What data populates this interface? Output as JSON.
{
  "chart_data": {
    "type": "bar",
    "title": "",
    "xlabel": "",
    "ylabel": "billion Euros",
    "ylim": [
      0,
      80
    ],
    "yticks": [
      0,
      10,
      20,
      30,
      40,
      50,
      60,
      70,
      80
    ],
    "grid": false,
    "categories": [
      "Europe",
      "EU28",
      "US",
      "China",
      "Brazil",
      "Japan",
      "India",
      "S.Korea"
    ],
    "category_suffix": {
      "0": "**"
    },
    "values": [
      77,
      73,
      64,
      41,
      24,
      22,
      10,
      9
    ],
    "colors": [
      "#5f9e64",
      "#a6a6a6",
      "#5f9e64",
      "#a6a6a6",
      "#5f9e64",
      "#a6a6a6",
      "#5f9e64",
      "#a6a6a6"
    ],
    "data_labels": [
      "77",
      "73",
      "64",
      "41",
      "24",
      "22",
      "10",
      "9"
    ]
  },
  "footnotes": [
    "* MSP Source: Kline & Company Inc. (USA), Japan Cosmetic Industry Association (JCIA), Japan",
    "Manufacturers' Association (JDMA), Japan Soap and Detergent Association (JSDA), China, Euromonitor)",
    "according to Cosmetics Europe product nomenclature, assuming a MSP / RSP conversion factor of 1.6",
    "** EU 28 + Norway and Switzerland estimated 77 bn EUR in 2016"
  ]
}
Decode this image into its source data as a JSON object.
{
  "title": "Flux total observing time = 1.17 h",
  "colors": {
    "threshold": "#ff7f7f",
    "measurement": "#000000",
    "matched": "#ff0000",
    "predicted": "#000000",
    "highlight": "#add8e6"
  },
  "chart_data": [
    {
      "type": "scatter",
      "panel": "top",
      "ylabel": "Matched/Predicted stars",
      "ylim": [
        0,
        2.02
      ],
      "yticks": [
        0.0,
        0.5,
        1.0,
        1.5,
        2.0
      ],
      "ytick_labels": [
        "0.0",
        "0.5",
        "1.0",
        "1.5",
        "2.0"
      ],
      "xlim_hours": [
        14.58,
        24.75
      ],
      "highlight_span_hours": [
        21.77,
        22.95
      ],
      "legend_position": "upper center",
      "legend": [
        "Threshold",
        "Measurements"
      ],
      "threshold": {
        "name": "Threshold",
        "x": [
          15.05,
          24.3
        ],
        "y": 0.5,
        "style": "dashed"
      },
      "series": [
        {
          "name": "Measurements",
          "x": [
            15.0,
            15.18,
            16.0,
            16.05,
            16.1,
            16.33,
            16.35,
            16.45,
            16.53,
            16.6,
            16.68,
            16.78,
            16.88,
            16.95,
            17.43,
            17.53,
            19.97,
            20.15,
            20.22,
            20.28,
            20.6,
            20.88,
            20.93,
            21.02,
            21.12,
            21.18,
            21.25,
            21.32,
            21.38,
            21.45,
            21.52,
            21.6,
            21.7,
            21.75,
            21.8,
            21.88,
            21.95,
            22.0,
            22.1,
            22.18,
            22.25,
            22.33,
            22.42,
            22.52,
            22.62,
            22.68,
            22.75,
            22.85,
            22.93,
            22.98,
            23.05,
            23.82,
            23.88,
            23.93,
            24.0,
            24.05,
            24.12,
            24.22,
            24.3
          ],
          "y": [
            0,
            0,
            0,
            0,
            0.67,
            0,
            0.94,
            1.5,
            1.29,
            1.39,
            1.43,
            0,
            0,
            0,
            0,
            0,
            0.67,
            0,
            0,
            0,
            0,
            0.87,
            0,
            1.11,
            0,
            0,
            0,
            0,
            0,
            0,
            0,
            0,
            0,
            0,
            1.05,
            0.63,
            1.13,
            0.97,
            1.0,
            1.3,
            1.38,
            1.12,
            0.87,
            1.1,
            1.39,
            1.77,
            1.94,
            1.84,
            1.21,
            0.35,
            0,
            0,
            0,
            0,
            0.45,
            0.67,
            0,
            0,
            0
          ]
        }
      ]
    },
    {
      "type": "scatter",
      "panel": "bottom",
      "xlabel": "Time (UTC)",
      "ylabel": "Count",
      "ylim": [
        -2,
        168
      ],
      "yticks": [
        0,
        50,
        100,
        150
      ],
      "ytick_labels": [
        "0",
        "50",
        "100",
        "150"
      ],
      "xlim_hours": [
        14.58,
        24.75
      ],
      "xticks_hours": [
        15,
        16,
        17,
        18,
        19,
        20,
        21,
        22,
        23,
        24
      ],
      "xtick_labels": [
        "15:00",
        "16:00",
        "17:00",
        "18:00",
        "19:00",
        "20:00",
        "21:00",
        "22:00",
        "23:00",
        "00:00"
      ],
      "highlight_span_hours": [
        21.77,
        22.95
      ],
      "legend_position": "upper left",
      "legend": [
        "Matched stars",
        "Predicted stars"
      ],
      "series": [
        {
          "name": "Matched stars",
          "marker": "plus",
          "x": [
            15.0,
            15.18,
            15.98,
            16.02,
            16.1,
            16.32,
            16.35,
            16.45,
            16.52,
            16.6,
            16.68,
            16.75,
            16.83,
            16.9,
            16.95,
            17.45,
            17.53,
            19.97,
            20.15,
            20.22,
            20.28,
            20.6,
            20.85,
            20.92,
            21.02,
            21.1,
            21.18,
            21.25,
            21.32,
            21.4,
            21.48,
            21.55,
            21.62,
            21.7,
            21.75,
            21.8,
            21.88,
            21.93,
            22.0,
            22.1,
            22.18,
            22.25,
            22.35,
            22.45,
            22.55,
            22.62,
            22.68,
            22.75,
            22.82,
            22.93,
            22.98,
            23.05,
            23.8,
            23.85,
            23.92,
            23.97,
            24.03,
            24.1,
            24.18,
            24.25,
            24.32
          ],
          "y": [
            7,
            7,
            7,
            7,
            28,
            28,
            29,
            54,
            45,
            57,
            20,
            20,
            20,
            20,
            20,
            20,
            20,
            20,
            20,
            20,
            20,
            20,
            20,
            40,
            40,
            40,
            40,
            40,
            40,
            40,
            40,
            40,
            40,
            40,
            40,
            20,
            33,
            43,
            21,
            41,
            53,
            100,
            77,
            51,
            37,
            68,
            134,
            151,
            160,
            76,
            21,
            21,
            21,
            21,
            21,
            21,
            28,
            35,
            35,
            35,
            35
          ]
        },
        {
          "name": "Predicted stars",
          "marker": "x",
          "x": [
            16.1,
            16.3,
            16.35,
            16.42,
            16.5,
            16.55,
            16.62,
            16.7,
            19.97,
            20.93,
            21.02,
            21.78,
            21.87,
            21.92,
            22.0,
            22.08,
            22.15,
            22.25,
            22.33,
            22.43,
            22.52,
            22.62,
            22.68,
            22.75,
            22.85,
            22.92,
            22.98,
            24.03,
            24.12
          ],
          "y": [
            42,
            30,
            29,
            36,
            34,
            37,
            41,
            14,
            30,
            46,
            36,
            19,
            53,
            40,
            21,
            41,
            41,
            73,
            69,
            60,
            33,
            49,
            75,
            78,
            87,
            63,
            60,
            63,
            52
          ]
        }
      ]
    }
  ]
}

###

Copy all the records above precisely.

- [Solution]:
What data populates this interface? Output as JSON.
{
  "chart_data": {
    "type": "bar",
    "title": "",
    "xlabel": "",
    "ylabel": "billion Euros",
    "ylim": [
      0,
      80
    ],
    "yticks": [
      0,
      10,
      20,
      30,
      40,
      50,
      60,
      70,
      80
    ],
    "grid": false,
    "categories": [
      "Europe",
      "EU28",
      "US",
      "China",
      "Brazil",
      "Japan",
      "India",
      "S.Korea"
    ],
    "category_suffix": {
      "0": "**"
    },
    "values": [
      77,
      73,
      64,
      41,
      24,
      22,
      10,
      9
    ],
    "colors": [
      "#5f9e64",
      "#a6a6a6",
      "#5f9e64",
      "#a6a6a6",
      "#5f9e64",
      "#a6a6a6",
      "#5f9e64",
      "#a6a6a6"
    ],
    "data_labels": [
      "77",
      "73",
      "64",
      "41",
      "24",
      "22",
      "10",
      "9"
    ]
  },
  "footnotes": [
    "* MSP Source: Kline & Company Inc. (USA), Japan Cosmetic Industry Association (JCIA), Japan",
    "Manufacturers' Association (JDMA), Japan Soap and Detergent Association (JSDA), China, Euromonitor)",
    "according to Cosmetics Europe product nomenclature, assuming a MSP / RSP conversion factor of 1.6",
    "** EU 28 + Norway and Switzerland estimated 77 bn EUR in 2016"
  ]
}
Decode this image into its source data as a JSON object.
{
  "title": "Flux total observing time = 1.17 h",
  "colors": {
    "threshold": "#ff7f7f",
    "measurement": "#000000",
    "matched": "#ff0000",
    "predicted": "#000000",
    "highlight": "#add8e6"
  },
  "chart_data": [
    {
      "type": "scatter",
      "panel": "top",
      "ylabel": "Matched/Predicted stars",
      "ylim": [
        0,
        2.02
      ],
      "yticks": [
        0.0,
        0.5,
        1.0,
        1.5,
        2.0
      ],
      "ytick_labels": [
        "0.0",
        "0.5",
        "1.0",
        "1.5",
        "2.0"
      ],
      "xlim_hours": [
        14.58,
        24.75
      ],
      "highlight_span_hours": [
        21.77,
        22.95
      ],
      "legend_position": "upper center",
      "legend": [
        "Threshold",
        "Measurements"
      ],
      "threshold": {
        "name": "Threshold",
        "x": [
          15.05,
          24.3
        ],
        "y": 0.5,
        "style": "dashed"
      },
      "series": [
        {
          "name": "Measurements",
          "x": [
            15.0,
            15.18,
            16.0,
            16.05,
            16.1,
            16.33,
            16.35,
            16.45,
            16.53,
            16.6,
            16.68,
            16.78,
            16.88,
            16.95,
            17.43,
            17.53,
            19.97,
            20.15,
            20.22,
            20.28,
            20.6,
            20.88,
            20.93,
            21.02,
            21.12,
            21.18,
            21.25,
            21.32,
            21.38,
            21.45,
            21.52,
            21.6,
            21.7,
            21.75,
            21.8,
            21.88,
            21.95,
            22.0,
            22.1,
            22.18,
            22.25,
            22.33,
            22.42,
            22.52,
            22.62,
            22.68,
            22.75,
            22.85,
            22.93,
            22.98,
            23.05,
            23.82,
            23.88,
            23.93,
            24.0,
            24.05,
            24.12,
            24.22,
            24.3
          ],
          "y": [
            0,
            0,
            0,
            0,
            0.67,
            0,
            0.94,
            1.5,
            1.29,
            1.39,
            1.43,
            0,
            0,
            0,
            0,
            0,
            0.67,
            0,
            0,
            0,
            0,
            0.87,
            0,
            1.11,
            0,
            0,
            0,
            0,
            0,
            0,
            0,
            0,
            0,
            0,
            1.05,
            0.63,
            1.13,
            0.97,
            1.0,
            1.3,
            1.38,
            1.12,
            0.87,
            1.1,
            1.39,
            1.77,
            1.94,
            1.84,
            1.21,
            0.35,
            0,
            0,
            0,
            0,
            0.45,
            0.67,
            0,
            0,
            0
          ]
        }
      ]
    },
    {
      "type": "scatter",
      "panel": "bottom",
      "xlabel": "Time (UTC)",
      "ylabel": "Count",
      "ylim": [
        -2,
        168
      ],
      "yticks": [
        0,
        50,
        100,
        150
      ],
      "ytick_labels": [
        "0",
        "50",
        "100",
        "150"
      ],
      "xlim_hours": [
        14.58,
        24.75
      ],
      "xticks_hours": [
        15,
        16,
        17,
        18,
        19,
        20,
        21,
        22,
        23,
        24
      ],
      "xtick_labels": [
        "15:00",
        "16:00",
        "17:00",
        "18:00",
        "19:00",
        "20:00",
        "21:00",
        "22:00",
        "23:00",
        "00:00"
      ],
      "highlight_span_hours": [
        21.77,
        22.95
      ],
      "legend_position": "upper left",
      "legend": [
        "Matched stars",
        "Predicted stars"
      ],
      "series": [
        {
          "name": "Matched stars",
          "marker": "plus",
          "x": [
            15.0,
            15.18,
            15.98,
            16.02,
            16.1,
            16.32,
            16.35,
            16.45,
            16.52,
            16.6,
            16.68,
            16.75,
            16.83,
            16.9,
            16.95,
            17.45,
            17.53,
            19.97,
            20.15,
            20.22,
            20.28,
            20.6,
            20.85,
            20.92,
            21.02,
            21.1,
            21.18,
            21.25,
            21.32,
            21.4,
            21.48,
            21.55,
            21.62,
            21.7,
            21.75,
            21.8,
            21.88,
            21.93,
            22.0,
            22.1,
            22.18,
            22.25,
            22.35,
            22.45,
            22.55,
            22.62,
            22.68,
            22.75,
            22.82,
            22.93,
            22.98,
            23.05,
            23.8,
            23.85,
            23.92,
            23.97,
            24.03,
            24.1,
            24.18,
            24.25,
            24.32
          ],
          "y": [
            7,
            7,
            7,
            7,
            28,
            28,
            29,
            54,
            45,
            57,
            20,
            20,
            20,
            20,
            20,
            20,
            20,
            20,
            20,
            20,
            20,
            20,
            20,
            40,
            40,
            40,
            40,
            40,
            40,
            40,
            40,
            40,
            40,
            40,
            40,
            20,
            33,
            43,
            21,
            41,
            53,
            100,
            77,
            51,
            37,
            68,
            134,
            151,
            160,
            76,
            21,
            21,
            21,
            21,
            21,
            21,
            28,
            35,
            35,
            35,
            35
          ]
        },
        {
          "name": "Predicted stars",
          "marker": "x",
          "x": [
            16.1,
            16.3,
            16.35,
            16.42,
            16.5,
            16.55,
            16.62,
            16.7,
            19.97,
            20.93,
            21.02,
            21.78,
            21.87,
            21.92,
            22.0,
            22.08,
            22.15,
            22.25,
            22.33,
            22.43,
            22.52,
            22.62,
            22.68,
            22.75,
            22.85,
            22.92,
            22.98,
            24.03,
            24.12
          ],
          "y": [
            42,
            30,
            29,
            36,
            34,
            37,
            41,
            14,
            30,
            46,
            36,
            19,
            53,
            40,
            21,
            41,
            41,
            73,
            69,
            60,
            33,
            49,
            75,
            78,
            87,
            63,
            60,
            63,
            52
          ]
        }
      ]
    }
  ]
}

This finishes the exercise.